Quote all entries exactly, leaving pictures aside.

** begin **

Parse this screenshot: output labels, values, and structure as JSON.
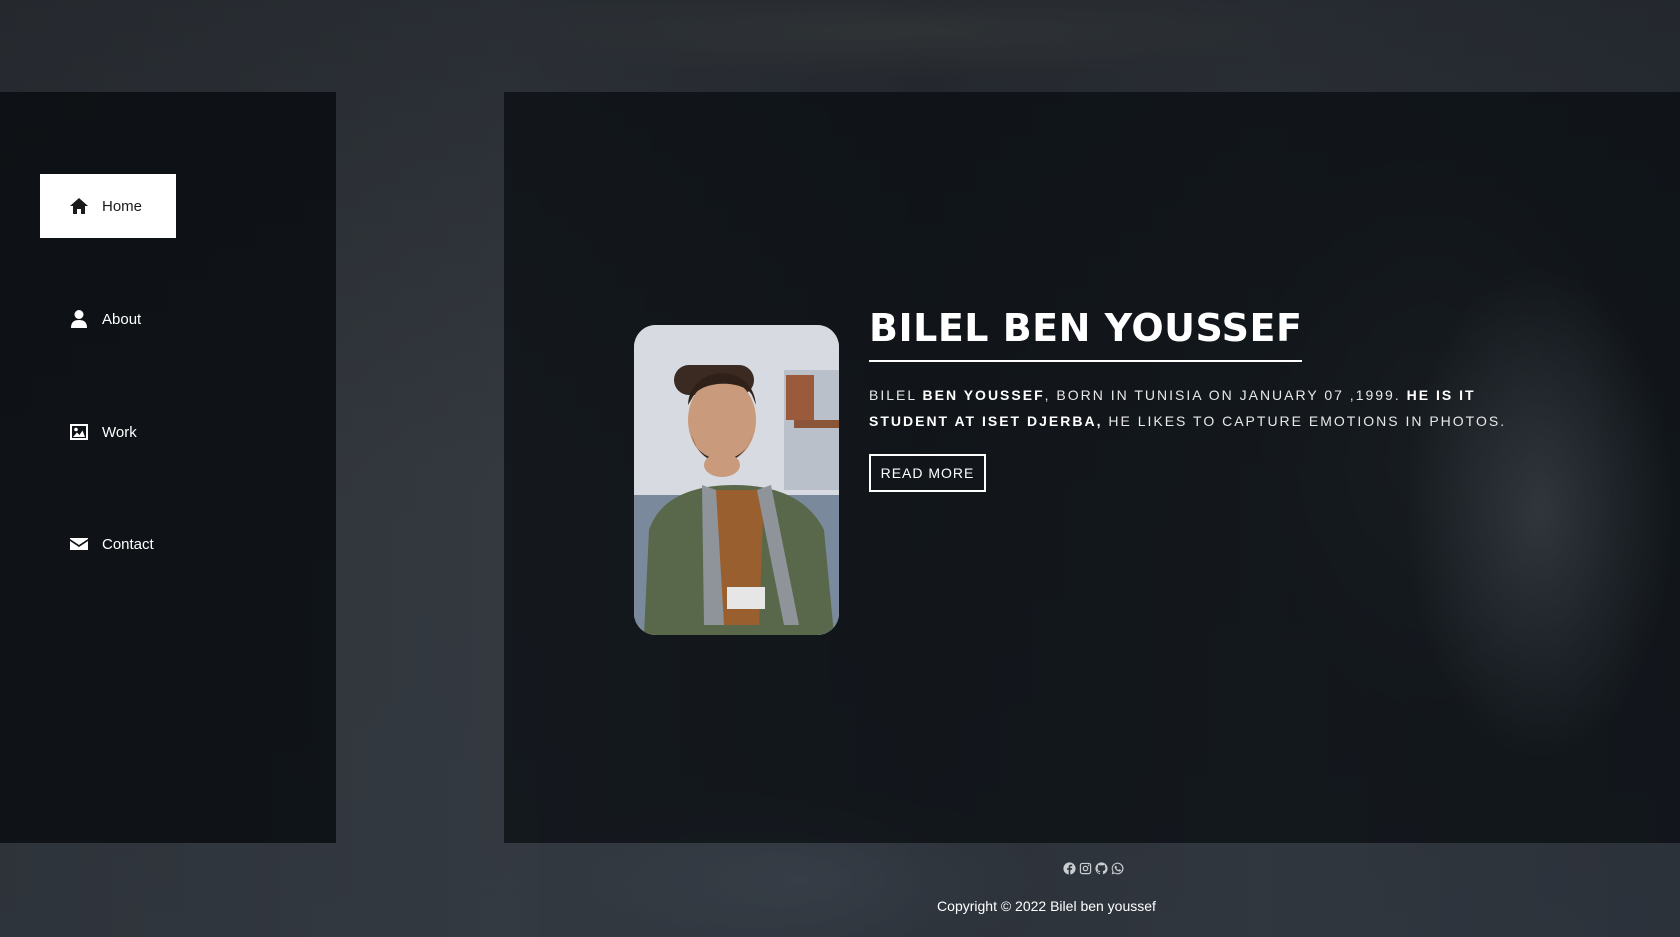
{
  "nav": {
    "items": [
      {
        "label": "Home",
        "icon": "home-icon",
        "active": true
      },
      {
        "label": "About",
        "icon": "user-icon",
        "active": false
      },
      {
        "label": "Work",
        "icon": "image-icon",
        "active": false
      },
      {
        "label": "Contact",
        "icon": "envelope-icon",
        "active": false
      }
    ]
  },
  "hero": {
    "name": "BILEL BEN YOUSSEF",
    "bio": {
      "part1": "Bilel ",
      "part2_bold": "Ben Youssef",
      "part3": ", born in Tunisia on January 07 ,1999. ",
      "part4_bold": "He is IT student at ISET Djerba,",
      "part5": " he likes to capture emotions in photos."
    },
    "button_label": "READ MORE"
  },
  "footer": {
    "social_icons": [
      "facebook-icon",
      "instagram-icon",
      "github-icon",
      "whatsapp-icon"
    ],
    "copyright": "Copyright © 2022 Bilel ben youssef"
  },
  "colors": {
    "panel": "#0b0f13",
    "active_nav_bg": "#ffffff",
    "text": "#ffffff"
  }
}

** end **

*The completed task*.
Parse this screenshot: output labels, values, and structure as JSON.
{
  "nav": {
    "items": [
      {
        "label": "Home",
        "icon": "home-icon",
        "active": true
      },
      {
        "label": "About",
        "icon": "user-icon",
        "active": false
      },
      {
        "label": "Work",
        "icon": "image-icon",
        "active": false
      },
      {
        "label": "Contact",
        "icon": "envelope-icon",
        "active": false
      }
    ]
  },
  "hero": {
    "name": "BILEL BEN YOUSSEF",
    "bio": {
      "part1": "Bilel ",
      "part2_bold": "Ben Youssef",
      "part3": ", born in Tunisia on January 07 ,1999. ",
      "part4_bold": "He is IT student at ISET Djerba,",
      "part5": " he likes to capture emotions in photos."
    },
    "button_label": "READ MORE"
  },
  "footer": {
    "social_icons": [
      "facebook-icon",
      "instagram-icon",
      "github-icon",
      "whatsapp-icon"
    ],
    "copyright": "Copyright © 2022 Bilel ben youssef"
  },
  "colors": {
    "panel": "#0b0f13",
    "active_nav_bg": "#ffffff",
    "text": "#ffffff"
  }
}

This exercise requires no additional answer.